Read the lines that follow and tally those with the word "subtitle"; give the number and nothing else.

Supplied records

----

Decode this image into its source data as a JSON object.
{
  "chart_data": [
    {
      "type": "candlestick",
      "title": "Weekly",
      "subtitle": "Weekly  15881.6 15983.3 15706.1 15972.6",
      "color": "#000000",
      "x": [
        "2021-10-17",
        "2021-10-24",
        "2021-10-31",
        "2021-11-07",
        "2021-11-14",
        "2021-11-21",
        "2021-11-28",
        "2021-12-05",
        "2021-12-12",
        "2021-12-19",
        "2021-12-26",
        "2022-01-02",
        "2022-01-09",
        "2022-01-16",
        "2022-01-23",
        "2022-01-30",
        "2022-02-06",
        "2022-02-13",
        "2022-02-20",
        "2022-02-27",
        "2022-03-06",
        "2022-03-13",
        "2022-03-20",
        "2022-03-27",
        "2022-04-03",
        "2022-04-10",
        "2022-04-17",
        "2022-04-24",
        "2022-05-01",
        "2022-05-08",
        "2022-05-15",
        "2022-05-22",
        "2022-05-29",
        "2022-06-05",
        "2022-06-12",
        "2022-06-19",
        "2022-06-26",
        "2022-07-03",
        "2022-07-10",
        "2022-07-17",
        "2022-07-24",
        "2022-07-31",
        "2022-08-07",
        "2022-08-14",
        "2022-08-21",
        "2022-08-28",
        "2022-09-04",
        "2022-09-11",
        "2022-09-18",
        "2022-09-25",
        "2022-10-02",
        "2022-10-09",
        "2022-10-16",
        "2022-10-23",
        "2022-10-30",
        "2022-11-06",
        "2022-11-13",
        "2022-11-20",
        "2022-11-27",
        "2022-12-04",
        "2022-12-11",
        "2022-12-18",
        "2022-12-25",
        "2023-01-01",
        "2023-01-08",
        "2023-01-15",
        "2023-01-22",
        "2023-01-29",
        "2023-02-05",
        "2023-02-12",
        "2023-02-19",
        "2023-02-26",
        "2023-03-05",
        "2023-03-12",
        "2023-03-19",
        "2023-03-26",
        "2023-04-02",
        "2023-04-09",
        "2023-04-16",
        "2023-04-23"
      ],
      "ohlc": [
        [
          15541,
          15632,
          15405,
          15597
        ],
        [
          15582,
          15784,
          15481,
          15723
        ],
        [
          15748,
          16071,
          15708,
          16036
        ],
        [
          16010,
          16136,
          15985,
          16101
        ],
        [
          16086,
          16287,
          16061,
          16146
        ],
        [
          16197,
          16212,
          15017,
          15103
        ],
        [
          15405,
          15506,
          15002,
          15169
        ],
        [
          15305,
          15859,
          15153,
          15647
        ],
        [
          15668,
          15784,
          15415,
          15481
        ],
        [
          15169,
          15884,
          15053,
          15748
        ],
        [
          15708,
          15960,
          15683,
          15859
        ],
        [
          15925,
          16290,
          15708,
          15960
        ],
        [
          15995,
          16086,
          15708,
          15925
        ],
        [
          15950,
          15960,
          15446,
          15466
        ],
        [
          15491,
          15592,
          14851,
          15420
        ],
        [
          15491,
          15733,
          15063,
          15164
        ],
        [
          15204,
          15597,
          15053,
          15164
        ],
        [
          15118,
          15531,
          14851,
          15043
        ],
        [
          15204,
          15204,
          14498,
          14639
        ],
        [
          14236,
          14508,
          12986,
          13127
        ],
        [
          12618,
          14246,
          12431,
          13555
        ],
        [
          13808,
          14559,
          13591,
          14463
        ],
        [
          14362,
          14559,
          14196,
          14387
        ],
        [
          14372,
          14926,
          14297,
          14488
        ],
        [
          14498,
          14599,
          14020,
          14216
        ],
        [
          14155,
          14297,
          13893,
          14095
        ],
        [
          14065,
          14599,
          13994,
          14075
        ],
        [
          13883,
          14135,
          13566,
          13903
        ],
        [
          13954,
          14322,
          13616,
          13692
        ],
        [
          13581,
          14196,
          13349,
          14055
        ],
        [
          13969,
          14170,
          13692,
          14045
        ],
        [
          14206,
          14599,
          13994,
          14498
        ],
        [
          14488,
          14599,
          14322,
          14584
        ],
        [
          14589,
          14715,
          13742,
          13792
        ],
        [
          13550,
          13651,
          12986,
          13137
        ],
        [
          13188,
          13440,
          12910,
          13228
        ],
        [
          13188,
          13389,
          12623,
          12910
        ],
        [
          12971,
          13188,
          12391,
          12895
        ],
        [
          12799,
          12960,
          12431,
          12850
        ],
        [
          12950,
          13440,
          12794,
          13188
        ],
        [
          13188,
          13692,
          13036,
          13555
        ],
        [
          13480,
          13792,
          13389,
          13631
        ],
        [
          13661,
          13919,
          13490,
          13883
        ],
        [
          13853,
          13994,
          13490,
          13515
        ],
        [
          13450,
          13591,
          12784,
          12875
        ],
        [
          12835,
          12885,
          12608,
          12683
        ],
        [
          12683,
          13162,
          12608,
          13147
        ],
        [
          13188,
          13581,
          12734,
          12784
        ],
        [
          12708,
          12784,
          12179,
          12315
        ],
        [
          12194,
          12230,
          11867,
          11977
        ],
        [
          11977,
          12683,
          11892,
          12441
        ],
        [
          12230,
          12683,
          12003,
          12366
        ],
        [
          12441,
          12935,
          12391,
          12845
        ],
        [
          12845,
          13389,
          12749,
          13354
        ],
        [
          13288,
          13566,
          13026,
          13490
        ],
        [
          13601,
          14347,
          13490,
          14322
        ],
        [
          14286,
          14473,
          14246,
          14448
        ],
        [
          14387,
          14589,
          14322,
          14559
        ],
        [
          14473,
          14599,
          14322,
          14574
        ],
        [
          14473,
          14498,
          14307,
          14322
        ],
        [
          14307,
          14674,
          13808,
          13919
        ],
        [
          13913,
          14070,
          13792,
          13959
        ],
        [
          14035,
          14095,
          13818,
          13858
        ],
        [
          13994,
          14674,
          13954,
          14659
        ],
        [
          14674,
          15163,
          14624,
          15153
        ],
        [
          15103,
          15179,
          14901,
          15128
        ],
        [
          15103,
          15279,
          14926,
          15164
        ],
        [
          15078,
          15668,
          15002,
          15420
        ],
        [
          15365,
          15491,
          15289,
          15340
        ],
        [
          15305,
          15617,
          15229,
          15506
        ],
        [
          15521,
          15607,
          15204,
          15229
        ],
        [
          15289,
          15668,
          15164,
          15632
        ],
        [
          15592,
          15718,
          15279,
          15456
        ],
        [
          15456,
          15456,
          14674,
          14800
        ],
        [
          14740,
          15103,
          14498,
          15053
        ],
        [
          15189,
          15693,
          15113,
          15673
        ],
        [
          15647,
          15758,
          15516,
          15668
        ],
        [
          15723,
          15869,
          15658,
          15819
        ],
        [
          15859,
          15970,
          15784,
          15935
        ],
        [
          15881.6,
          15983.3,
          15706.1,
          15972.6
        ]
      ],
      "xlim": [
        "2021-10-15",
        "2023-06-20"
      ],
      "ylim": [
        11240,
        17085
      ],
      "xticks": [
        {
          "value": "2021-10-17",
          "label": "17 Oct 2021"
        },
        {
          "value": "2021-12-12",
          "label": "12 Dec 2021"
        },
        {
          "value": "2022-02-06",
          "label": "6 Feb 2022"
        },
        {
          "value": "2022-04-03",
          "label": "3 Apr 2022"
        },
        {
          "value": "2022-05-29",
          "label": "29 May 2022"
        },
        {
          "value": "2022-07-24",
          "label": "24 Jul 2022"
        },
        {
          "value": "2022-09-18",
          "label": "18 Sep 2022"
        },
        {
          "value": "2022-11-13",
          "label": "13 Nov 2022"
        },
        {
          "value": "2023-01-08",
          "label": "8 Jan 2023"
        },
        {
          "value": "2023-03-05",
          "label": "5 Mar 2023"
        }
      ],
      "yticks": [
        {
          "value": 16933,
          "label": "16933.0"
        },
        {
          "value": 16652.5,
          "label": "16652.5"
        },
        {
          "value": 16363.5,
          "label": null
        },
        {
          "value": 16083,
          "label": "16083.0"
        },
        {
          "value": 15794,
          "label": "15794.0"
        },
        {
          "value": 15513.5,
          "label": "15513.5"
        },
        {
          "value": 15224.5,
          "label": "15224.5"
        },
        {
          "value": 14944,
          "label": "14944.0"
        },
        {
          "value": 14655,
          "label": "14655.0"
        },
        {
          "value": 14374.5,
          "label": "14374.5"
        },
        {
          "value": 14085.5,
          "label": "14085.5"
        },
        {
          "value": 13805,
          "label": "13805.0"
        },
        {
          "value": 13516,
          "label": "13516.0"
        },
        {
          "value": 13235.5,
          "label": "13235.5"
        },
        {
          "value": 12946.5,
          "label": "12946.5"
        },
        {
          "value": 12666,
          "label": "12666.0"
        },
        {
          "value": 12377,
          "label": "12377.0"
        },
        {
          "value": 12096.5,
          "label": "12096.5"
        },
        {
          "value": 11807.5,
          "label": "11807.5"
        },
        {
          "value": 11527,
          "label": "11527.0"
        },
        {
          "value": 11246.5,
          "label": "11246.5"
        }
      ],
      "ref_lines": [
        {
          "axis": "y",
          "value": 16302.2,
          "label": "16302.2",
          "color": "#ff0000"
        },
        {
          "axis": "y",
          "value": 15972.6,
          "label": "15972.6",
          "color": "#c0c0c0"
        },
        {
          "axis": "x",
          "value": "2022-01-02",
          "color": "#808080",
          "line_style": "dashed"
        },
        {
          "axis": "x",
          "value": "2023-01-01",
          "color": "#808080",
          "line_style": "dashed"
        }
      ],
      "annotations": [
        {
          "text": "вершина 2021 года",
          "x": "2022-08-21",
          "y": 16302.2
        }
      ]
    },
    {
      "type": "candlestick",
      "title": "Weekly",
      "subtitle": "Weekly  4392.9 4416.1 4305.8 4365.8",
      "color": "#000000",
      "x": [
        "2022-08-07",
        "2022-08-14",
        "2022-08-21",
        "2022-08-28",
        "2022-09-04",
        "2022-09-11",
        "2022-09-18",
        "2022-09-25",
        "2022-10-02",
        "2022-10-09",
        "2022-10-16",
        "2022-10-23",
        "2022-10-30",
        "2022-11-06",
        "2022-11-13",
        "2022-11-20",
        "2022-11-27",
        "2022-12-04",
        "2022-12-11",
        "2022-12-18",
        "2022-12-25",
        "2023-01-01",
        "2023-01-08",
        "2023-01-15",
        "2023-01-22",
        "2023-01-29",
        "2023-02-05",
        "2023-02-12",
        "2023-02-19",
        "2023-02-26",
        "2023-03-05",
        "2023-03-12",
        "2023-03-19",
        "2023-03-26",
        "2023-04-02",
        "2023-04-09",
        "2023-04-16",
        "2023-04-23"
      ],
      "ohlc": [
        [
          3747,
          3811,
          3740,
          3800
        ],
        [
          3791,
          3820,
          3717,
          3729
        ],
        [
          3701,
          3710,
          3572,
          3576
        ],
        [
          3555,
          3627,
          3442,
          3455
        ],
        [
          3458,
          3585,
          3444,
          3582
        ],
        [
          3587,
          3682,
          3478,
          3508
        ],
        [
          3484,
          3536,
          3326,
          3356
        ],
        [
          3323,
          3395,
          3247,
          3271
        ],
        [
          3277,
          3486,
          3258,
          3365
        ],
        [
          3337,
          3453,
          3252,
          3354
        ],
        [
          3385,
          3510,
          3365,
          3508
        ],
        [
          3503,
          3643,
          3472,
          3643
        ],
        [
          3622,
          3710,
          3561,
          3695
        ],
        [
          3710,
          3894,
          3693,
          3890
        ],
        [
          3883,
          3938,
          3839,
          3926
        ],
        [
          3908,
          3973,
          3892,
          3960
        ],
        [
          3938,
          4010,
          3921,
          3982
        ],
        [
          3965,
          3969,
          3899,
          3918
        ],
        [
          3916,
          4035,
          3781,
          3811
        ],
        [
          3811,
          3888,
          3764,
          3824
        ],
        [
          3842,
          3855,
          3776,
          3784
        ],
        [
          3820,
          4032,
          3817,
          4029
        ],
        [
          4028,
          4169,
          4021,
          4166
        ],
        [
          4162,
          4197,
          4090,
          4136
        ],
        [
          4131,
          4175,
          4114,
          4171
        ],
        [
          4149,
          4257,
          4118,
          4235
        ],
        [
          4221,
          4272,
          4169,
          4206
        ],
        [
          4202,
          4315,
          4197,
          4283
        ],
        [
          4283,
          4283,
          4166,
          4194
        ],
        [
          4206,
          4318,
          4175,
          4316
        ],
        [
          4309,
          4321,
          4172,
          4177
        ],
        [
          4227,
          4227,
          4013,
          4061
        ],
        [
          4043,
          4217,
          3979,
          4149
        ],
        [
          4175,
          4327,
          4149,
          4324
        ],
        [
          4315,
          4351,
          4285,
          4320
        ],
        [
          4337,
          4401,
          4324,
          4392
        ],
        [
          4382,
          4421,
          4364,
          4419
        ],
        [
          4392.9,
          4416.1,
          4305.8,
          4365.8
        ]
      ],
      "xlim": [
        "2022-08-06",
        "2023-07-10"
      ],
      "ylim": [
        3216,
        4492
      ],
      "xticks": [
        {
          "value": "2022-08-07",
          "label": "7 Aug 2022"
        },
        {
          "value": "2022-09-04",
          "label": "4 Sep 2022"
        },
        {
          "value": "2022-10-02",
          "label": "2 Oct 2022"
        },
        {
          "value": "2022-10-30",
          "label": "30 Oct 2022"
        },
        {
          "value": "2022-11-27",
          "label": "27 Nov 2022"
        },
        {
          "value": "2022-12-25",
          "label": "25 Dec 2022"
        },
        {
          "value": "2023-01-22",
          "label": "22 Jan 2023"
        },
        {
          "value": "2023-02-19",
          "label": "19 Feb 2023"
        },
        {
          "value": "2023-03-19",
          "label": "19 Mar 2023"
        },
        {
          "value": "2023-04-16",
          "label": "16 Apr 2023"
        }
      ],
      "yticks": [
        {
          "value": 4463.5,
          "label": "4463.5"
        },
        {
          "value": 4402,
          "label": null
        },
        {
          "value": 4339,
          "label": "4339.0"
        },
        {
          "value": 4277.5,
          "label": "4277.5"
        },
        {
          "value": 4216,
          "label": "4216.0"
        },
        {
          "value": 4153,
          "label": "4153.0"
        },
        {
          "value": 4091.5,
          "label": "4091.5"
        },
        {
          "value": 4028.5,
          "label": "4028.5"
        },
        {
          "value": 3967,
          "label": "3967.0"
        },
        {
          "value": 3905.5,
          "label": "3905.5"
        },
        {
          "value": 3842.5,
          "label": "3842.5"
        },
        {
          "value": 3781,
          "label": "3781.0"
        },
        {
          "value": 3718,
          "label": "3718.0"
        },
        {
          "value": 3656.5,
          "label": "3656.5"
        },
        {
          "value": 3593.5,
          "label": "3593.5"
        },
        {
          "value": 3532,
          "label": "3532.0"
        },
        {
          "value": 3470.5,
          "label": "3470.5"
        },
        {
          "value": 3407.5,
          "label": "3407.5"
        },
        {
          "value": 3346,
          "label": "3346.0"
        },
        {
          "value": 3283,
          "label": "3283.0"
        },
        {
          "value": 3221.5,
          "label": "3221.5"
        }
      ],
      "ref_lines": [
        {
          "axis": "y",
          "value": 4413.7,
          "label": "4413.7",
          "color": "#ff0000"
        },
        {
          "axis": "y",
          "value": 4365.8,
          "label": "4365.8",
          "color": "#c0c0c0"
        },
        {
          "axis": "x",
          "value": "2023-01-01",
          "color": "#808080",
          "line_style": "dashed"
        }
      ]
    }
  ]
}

----

Task output
2